**To do:** Return all lines below containing the word "선생님은".

[Stored entries]
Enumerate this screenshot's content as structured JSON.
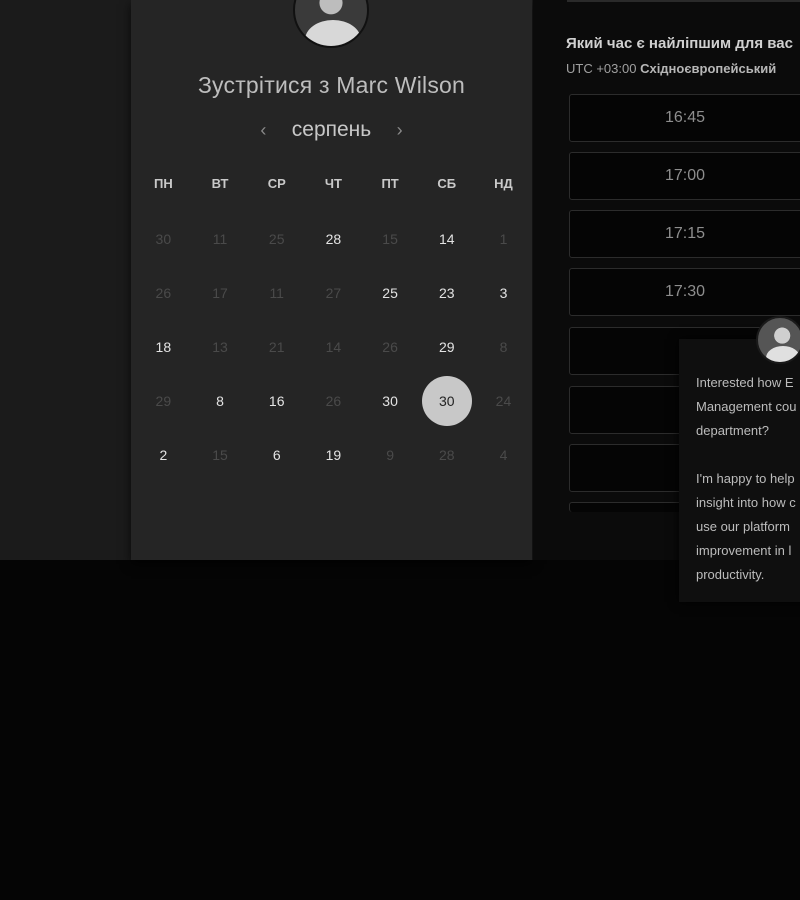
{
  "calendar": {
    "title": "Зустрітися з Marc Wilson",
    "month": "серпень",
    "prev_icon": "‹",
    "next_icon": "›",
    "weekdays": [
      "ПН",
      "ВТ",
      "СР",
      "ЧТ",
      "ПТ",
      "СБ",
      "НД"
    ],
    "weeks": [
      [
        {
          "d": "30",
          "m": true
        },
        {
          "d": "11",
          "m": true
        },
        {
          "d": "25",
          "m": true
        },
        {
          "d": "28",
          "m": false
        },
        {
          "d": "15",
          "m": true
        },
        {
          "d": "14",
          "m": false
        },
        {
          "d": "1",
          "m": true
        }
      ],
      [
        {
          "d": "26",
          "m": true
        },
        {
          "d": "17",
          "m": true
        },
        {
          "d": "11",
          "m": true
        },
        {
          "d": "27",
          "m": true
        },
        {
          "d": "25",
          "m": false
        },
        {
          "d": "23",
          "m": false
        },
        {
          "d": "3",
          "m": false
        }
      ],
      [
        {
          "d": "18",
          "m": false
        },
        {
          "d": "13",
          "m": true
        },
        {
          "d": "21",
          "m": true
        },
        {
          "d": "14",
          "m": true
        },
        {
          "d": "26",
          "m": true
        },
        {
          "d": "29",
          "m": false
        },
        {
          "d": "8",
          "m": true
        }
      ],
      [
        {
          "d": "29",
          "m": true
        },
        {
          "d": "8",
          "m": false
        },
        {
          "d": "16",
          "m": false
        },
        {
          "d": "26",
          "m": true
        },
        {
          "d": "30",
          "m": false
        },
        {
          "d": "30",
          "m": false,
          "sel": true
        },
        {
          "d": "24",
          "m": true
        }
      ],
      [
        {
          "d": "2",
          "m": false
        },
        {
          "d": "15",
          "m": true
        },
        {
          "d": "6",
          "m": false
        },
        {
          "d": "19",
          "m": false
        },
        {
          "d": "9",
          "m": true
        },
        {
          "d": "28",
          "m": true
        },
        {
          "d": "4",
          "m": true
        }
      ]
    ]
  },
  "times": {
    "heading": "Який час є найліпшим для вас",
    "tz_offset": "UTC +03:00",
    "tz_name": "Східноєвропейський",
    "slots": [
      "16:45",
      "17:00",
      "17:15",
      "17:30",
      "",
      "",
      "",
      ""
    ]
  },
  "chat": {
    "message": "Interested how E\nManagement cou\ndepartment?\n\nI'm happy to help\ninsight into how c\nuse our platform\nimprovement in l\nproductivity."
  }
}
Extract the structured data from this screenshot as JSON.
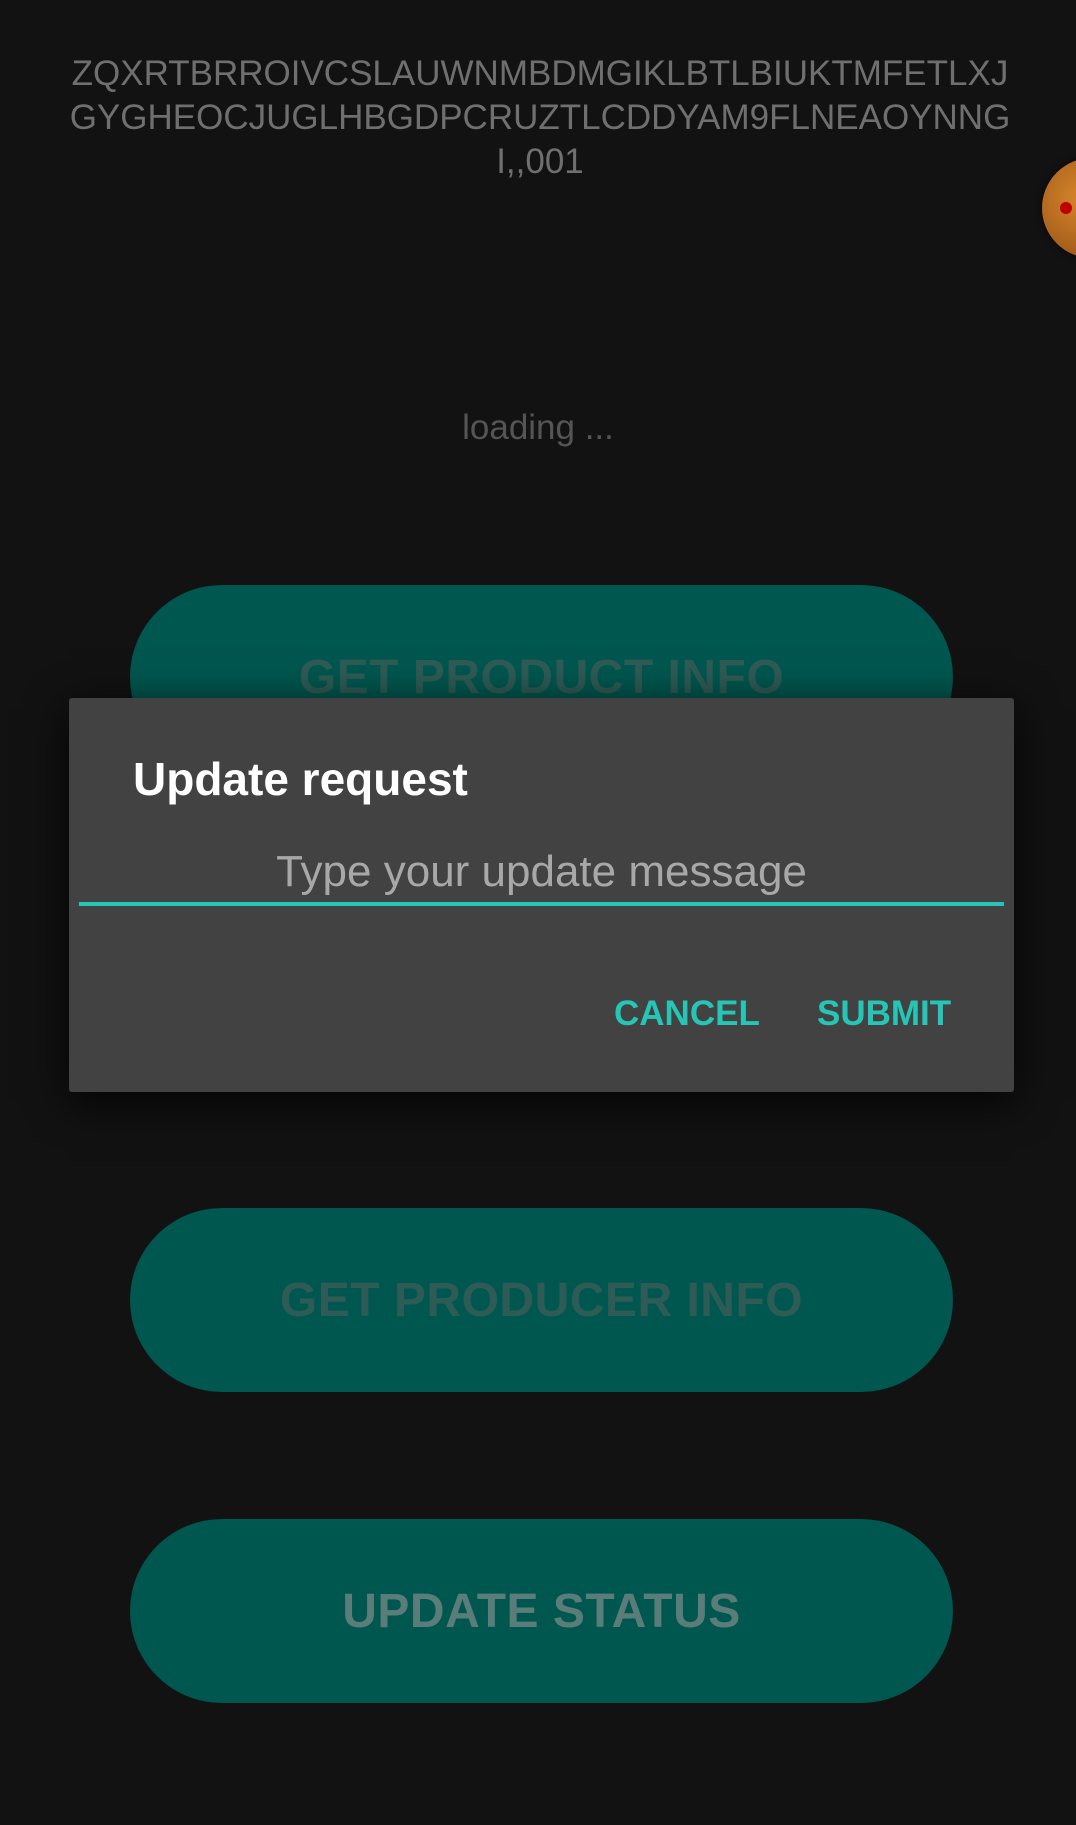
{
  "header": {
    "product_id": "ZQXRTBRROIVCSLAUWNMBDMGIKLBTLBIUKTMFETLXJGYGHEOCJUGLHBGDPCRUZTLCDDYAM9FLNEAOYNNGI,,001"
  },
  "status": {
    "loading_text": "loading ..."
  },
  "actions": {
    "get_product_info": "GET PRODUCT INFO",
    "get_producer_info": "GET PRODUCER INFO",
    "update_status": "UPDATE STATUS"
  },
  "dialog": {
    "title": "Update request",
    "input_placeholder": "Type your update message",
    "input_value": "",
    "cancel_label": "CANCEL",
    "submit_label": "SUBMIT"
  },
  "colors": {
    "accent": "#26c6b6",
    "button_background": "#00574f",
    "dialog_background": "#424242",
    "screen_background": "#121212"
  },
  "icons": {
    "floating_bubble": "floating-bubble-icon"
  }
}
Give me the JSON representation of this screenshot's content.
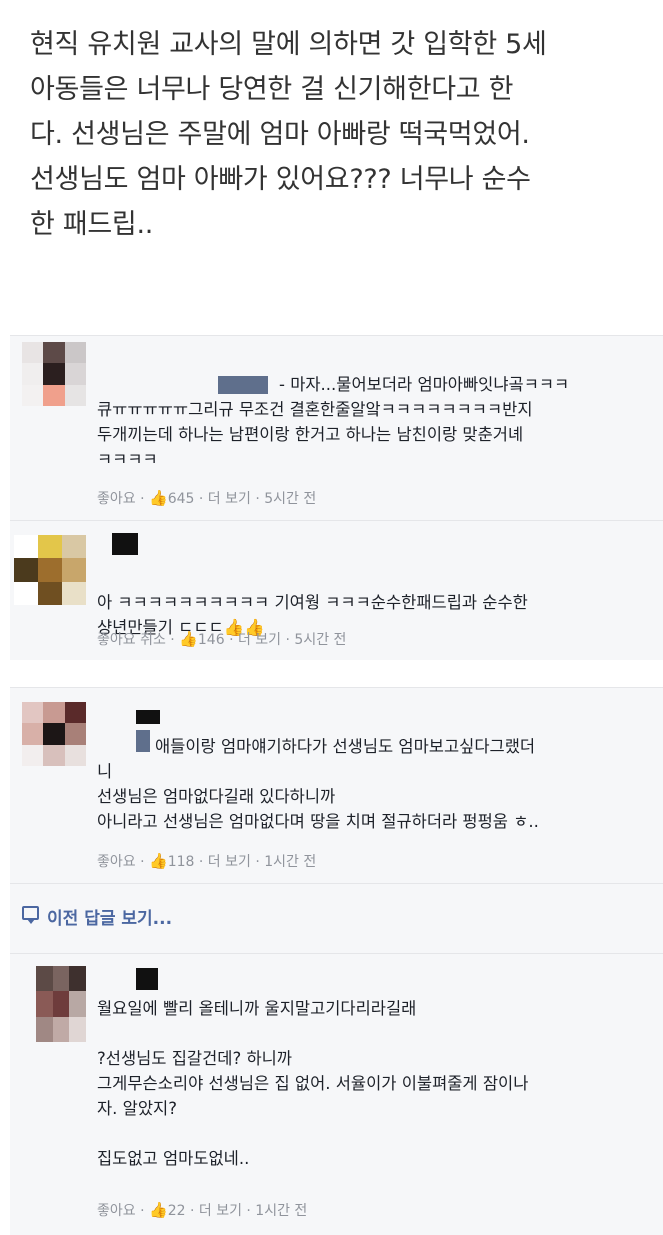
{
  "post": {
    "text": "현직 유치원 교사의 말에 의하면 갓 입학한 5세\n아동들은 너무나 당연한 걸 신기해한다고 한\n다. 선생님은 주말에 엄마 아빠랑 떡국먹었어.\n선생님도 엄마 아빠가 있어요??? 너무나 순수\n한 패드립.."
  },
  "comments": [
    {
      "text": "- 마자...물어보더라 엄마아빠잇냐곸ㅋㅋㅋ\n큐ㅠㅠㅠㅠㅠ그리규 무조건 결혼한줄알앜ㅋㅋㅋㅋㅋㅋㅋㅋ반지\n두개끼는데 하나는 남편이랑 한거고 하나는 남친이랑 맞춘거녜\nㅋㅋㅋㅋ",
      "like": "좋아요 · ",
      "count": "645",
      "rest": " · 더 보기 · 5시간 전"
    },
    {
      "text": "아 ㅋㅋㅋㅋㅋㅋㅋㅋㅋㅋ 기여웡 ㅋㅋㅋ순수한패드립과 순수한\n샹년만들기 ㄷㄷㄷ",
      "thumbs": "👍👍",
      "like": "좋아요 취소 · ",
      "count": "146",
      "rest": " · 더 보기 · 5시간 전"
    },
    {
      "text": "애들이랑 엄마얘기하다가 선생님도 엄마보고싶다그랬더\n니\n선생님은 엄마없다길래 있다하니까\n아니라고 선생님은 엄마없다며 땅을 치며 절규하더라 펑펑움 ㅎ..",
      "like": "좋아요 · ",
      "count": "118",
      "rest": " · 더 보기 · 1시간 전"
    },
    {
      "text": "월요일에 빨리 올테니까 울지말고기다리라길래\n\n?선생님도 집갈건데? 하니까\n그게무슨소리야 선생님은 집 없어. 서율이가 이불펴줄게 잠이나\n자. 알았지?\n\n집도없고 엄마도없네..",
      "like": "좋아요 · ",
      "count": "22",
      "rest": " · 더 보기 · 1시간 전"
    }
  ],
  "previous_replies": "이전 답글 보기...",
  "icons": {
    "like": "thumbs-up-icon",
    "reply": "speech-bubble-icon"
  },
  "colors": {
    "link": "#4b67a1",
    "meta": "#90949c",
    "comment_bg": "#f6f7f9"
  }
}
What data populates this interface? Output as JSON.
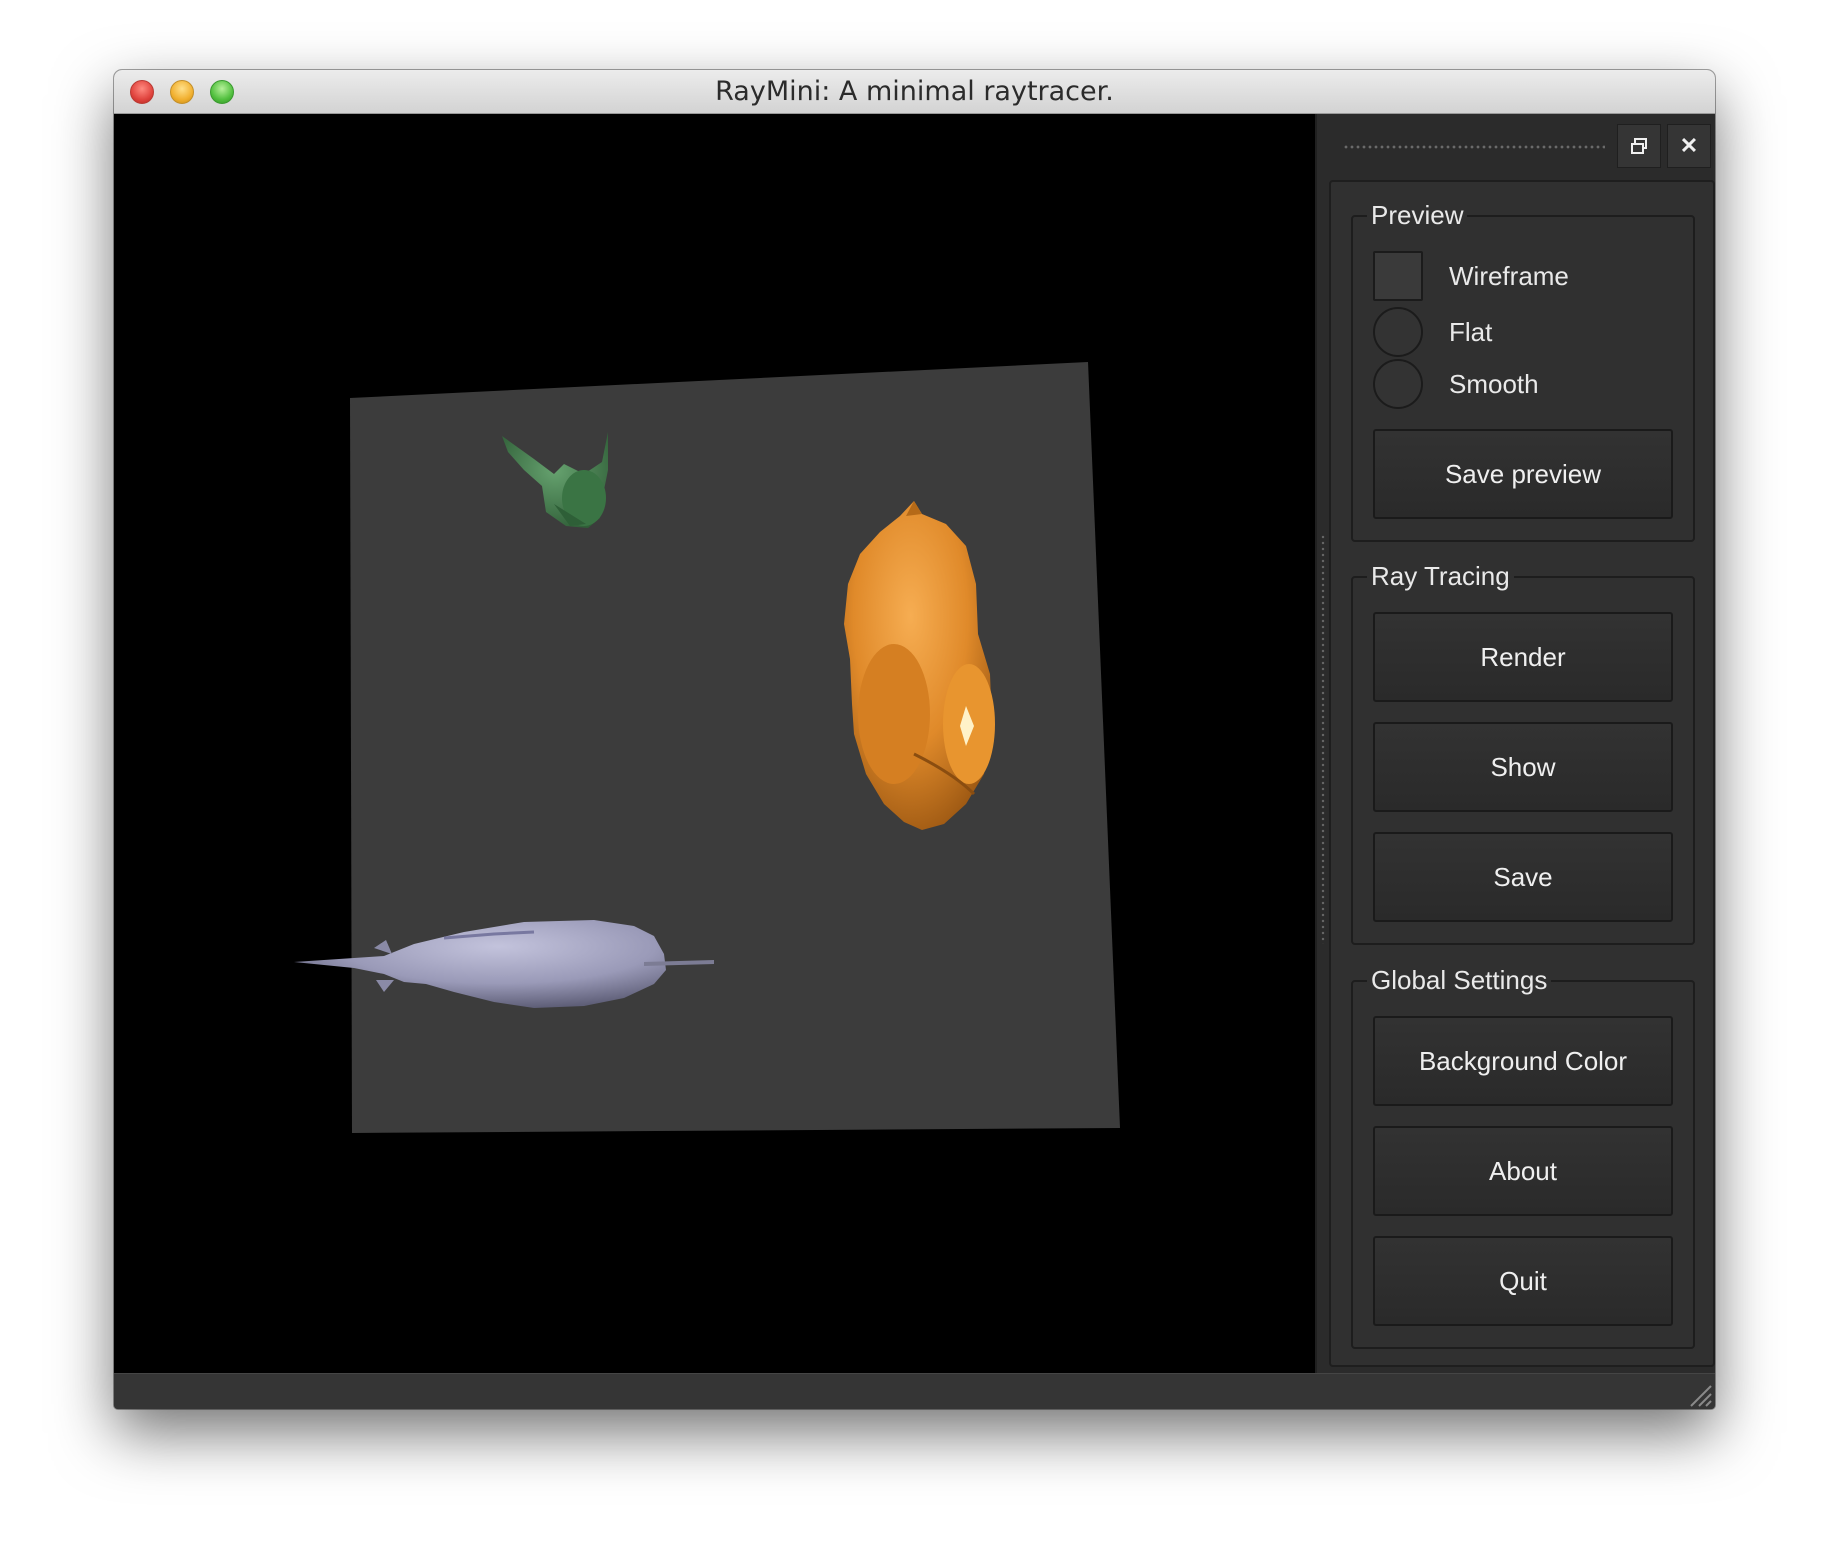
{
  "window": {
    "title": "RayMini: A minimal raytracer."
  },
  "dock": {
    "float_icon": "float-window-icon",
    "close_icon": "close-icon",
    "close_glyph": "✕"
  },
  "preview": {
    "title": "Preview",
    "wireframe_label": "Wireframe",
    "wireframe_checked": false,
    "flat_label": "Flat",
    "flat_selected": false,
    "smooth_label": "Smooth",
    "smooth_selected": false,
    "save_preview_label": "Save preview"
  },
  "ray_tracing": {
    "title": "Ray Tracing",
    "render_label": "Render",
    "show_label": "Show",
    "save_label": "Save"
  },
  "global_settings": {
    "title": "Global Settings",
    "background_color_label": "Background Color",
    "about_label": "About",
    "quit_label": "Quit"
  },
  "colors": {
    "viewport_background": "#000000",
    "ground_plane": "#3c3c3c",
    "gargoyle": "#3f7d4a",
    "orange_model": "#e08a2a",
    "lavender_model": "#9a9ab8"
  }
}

**Result below:**
    "text": "현직 유치원 교사의 말에 의하면 갓 입학한 5세\n아동들은 너무나 당연한 걸 신기해한다고 한\n다. 선생님은 주말에 엄마 아빠랑 떡국먹었어.\n선생님도 엄마 아빠가 있어요??? 너무나 순수\n한 패드립.."
      "text": "애들이랑 엄마얘기하다가 선생님도 엄마보고싶다그랬더\n니\n선생님은 엄마없다길래 있다하니까\n아니라고 선생님은 엄마없다며 땅을 치며 절규하더라 펑펑움 ㅎ..",
      "text": "월요일에 빨리 올테니까 울지말고기다리라길래\n\n?선생님도 집갈건데? 하니까\n그게무슨소리야 선생님은 집 없어. 서율이가 이불펴줄게 잠이나\n자. 알았지?\n\n집도없고 엄마도없네..",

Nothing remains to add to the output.